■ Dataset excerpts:
::::::
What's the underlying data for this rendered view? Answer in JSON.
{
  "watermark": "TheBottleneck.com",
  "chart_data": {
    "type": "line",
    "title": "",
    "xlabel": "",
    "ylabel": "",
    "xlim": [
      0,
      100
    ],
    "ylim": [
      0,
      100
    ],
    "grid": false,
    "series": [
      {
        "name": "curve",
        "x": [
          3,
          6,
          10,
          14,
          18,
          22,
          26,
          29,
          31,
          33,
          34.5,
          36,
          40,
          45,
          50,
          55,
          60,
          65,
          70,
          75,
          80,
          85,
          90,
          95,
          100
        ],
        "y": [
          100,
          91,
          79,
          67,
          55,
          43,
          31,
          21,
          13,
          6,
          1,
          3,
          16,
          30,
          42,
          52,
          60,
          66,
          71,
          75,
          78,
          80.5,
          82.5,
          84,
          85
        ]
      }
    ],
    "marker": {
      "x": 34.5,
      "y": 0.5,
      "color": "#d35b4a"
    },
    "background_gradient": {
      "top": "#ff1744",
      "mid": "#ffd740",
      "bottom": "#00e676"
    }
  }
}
::::::
■ Exercise description:
Reproduce each entry above exactly, keeping every word.

■ Finished task:
What's the underlying data for this rendered view? Answer in JSON.
{
  "watermark": "TheBottleneck.com",
  "chart_data": {
    "type": "line",
    "title": "",
    "xlabel": "",
    "ylabel": "",
    "xlim": [
      0,
      100
    ],
    "ylim": [
      0,
      100
    ],
    "grid": false,
    "series": [
      {
        "name": "curve",
        "x": [
          3,
          6,
          10,
          14,
          18,
          22,
          26,
          29,
          31,
          33,
          34.5,
          36,
          40,
          45,
          50,
          55,
          60,
          65,
          70,
          75,
          80,
          85,
          90,
          95,
          100
        ],
        "y": [
          100,
          91,
          79,
          67,
          55,
          43,
          31,
          21,
          13,
          6,
          1,
          3,
          16,
          30,
          42,
          52,
          60,
          66,
          71,
          75,
          78,
          80.5,
          82.5,
          84,
          85
        ]
      }
    ],
    "marker": {
      "x": 34.5,
      "y": 0.5,
      "color": "#d35b4a"
    },
    "background_gradient": {
      "top": "#ff1744",
      "mid": "#ffd740",
      "bottom": "#00e676"
    }
  }
}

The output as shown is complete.